Exercise :: Go through the listing and write out all of it exactly.

**** Provided records

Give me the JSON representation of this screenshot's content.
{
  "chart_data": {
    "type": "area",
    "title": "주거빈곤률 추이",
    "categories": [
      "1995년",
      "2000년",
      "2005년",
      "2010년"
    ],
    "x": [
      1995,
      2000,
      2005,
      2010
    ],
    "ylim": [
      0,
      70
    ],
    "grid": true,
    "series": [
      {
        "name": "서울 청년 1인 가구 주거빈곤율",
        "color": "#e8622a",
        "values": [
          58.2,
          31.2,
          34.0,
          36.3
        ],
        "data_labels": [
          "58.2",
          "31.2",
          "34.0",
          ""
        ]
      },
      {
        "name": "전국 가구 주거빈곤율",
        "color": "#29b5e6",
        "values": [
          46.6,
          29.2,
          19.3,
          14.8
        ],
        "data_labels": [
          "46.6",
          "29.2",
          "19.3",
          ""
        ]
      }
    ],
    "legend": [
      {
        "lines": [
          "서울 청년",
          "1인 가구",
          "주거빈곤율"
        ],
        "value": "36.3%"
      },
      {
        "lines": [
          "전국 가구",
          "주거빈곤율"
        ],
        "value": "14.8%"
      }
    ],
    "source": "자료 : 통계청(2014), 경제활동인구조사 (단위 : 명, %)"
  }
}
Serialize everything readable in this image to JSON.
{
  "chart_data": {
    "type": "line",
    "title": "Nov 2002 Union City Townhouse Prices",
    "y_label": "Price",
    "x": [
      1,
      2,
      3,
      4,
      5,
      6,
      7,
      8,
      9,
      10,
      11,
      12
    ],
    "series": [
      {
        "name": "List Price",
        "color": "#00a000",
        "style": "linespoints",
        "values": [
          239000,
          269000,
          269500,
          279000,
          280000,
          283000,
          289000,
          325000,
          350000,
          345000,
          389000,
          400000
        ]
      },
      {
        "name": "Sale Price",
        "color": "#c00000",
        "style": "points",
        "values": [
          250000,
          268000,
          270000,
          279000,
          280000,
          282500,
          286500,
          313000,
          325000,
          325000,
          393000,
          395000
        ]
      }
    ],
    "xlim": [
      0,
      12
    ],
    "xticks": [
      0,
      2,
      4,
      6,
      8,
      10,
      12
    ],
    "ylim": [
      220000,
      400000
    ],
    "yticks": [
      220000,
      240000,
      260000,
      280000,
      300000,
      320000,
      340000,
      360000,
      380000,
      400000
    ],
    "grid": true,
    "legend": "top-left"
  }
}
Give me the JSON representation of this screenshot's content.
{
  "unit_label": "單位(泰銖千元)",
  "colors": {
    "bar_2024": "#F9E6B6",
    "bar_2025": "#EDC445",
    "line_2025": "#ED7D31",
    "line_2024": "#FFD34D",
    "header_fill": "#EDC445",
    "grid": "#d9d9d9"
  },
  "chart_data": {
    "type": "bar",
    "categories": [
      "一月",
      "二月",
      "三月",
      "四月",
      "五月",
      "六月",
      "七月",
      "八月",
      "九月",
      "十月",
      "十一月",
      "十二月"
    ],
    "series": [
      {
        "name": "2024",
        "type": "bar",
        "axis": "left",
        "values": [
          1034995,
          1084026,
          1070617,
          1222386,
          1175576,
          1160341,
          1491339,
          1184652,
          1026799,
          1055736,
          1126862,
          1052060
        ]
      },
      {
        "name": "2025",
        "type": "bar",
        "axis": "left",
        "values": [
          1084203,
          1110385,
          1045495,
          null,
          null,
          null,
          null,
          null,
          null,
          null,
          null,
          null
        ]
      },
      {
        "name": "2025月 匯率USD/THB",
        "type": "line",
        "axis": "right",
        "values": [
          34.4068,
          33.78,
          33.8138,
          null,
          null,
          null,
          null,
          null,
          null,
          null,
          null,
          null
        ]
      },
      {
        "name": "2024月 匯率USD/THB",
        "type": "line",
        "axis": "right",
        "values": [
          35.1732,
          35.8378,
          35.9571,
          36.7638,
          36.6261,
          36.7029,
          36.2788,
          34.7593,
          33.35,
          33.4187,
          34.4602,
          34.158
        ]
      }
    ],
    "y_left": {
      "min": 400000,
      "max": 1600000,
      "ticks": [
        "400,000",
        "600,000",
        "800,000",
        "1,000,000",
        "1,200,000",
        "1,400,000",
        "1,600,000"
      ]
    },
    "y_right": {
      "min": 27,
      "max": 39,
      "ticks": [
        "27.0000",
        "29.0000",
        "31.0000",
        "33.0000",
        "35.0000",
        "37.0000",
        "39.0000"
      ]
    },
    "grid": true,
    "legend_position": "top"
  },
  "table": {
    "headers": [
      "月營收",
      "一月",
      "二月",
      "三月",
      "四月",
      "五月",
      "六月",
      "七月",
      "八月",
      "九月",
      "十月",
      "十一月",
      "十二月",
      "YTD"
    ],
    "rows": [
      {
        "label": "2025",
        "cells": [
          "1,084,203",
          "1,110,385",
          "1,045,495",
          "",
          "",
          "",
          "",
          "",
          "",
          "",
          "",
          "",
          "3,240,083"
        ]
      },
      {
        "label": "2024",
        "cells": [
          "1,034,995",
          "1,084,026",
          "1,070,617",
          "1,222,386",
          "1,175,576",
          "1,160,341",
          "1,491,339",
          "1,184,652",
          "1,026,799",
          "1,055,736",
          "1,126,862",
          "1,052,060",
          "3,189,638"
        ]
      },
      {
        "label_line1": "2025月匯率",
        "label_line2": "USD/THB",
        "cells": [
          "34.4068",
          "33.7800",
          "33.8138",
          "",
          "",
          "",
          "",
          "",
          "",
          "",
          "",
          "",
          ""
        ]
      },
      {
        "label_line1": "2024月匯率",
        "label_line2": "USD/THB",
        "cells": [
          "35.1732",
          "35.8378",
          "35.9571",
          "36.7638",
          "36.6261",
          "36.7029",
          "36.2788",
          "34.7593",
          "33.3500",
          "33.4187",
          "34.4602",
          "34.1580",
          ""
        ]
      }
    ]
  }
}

********

Response to the exercise ::
Give me the JSON representation of this screenshot's content.
{
  "chart_data": {
    "type": "area",
    "title": "주거빈곤률 추이",
    "categories": [
      "1995년",
      "2000년",
      "2005년",
      "2010년"
    ],
    "x": [
      1995,
      2000,
      2005,
      2010
    ],
    "ylim": [
      0,
      70
    ],
    "grid": true,
    "series": [
      {
        "name": "서울 청년 1인 가구 주거빈곤율",
        "color": "#e8622a",
        "values": [
          58.2,
          31.2,
          34.0,
          36.3
        ],
        "data_labels": [
          "58.2",
          "31.2",
          "34.0",
          ""
        ]
      },
      {
        "name": "전국 가구 주거빈곤율",
        "color": "#29b5e6",
        "values": [
          46.6,
          29.2,
          19.3,
          14.8
        ],
        "data_labels": [
          "46.6",
          "29.2",
          "19.3",
          ""
        ]
      }
    ],
    "legend": [
      {
        "lines": [
          "서울 청년",
          "1인 가구",
          "주거빈곤율"
        ],
        "value": "36.3%"
      },
      {
        "lines": [
          "전국 가구",
          "주거빈곤율"
        ],
        "value": "14.8%"
      }
    ],
    "source": "자료 : 통계청(2014), 경제활동인구조사 (단위 : 명, %)"
  }
}
Serialize everything readable in this image to JSON.
{
  "chart_data": {
    "type": "line",
    "title": "Nov 2002 Union City Townhouse Prices",
    "y_label": "Price",
    "x": [
      1,
      2,
      3,
      4,
      5,
      6,
      7,
      8,
      9,
      10,
      11,
      12
    ],
    "series": [
      {
        "name": "List Price",
        "color": "#00a000",
        "style": "linespoints",
        "values": [
          239000,
          269000,
          269500,
          279000,
          280000,
          283000,
          289000,
          325000,
          350000,
          345000,
          389000,
          400000
        ]
      },
      {
        "name": "Sale Price",
        "color": "#c00000",
        "style": "points",
        "values": [
          250000,
          268000,
          270000,
          279000,
          280000,
          282500,
          286500,
          313000,
          325000,
          325000,
          393000,
          395000
        ]
      }
    ],
    "xlim": [
      0,
      12
    ],
    "xticks": [
      0,
      2,
      4,
      6,
      8,
      10,
      12
    ],
    "ylim": [
      220000,
      400000
    ],
    "yticks": [
      220000,
      240000,
      260000,
      280000,
      300000,
      320000,
      340000,
      360000,
      380000,
      400000
    ],
    "grid": true,
    "legend": "top-left"
  }
}
Give me the JSON representation of this screenshot's content.
{
  "unit_label": "單位(泰銖千元)",
  "colors": {
    "bar_2024": "#F9E6B6",
    "bar_2025": "#EDC445",
    "line_2025": "#ED7D31",
    "line_2024": "#FFD34D",
    "header_fill": "#EDC445",
    "grid": "#d9d9d9"
  },
  "chart_data": {
    "type": "bar",
    "categories": [
      "一月",
      "二月",
      "三月",
      "四月",
      "五月",
      "六月",
      "七月",
      "八月",
      "九月",
      "十月",
      "十一月",
      "十二月"
    ],
    "series": [
      {
        "name": "2024",
        "type": "bar",
        "axis": "left",
        "values": [
          1034995,
          1084026,
          1070617,
          1222386,
          1175576,
          1160341,
          1491339,
          1184652,
          1026799,
          1055736,
          1126862,
          1052060
        ]
      },
      {
        "name": "2025",
        "type": "bar",
        "axis": "left",
        "values": [
          1084203,
          1110385,
          1045495,
          null,
          null,
          null,
          null,
          null,
          null,
          null,
          null,
          null
        ]
      },
      {
        "name": "2025月 匯率USD/THB",
        "type": "line",
        "axis": "right",
        "values": [
          34.4068,
          33.78,
          33.8138,
          null,
          null,
          null,
          null,
          null,
          null,
          null,
          null,
          null
        ]
      },
      {
        "name": "2024月 匯率USD/THB",
        "type": "line",
        "axis": "right",
        "values": [
          35.1732,
          35.8378,
          35.9571,
          36.7638,
          36.6261,
          36.7029,
          36.2788,
          34.7593,
          33.35,
          33.4187,
          34.4602,
          34.158
        ]
      }
    ],
    "y_left": {
      "min": 400000,
      "max": 1600000,
      "ticks": [
        "400,000",
        "600,000",
        "800,000",
        "1,000,000",
        "1,200,000",
        "1,400,000",
        "1,600,000"
      ]
    },
    "y_right": {
      "min": 27,
      "max": 39,
      "ticks": [
        "27.0000",
        "29.0000",
        "31.0000",
        "33.0000",
        "35.0000",
        "37.0000",
        "39.0000"
      ]
    },
    "grid": true,
    "legend_position": "top"
  },
  "table": {
    "headers": [
      "月營收",
      "一月",
      "二月",
      "三月",
      "四月",
      "五月",
      "六月",
      "七月",
      "八月",
      "九月",
      "十月",
      "十一月",
      "十二月",
      "YTD"
    ],
    "rows": [
      {
        "label": "2025",
        "cells": [
          "1,084,203",
          "1,110,385",
          "1,045,495",
          "",
          "",
          "",
          "",
          "",
          "",
          "",
          "",
          "",
          "3,240,083"
        ]
      },
      {
        "label": "2024",
        "cells": [
          "1,034,995",
          "1,084,026",
          "1,070,617",
          "1,222,386",
          "1,175,576",
          "1,160,341",
          "1,491,339",
          "1,184,652",
          "1,026,799",
          "1,055,736",
          "1,126,862",
          "1,052,060",
          "3,189,638"
        ]
      },
      {
        "label_line1": "2025月匯率",
        "label_line2": "USD/THB",
        "cells": [
          "34.4068",
          "33.7800",
          "33.8138",
          "",
          "",
          "",
          "",
          "",
          "",
          "",
          "",
          "",
          ""
        ]
      },
      {
        "label_line1": "2024月匯率",
        "label_line2": "USD/THB",
        "cells": [
          "35.1732",
          "35.8378",
          "35.9571",
          "36.7638",
          "36.6261",
          "36.7029",
          "36.2788",
          "34.7593",
          "33.3500",
          "33.4187",
          "34.4602",
          "34.1580",
          ""
        ]
      }
    ]
  }
}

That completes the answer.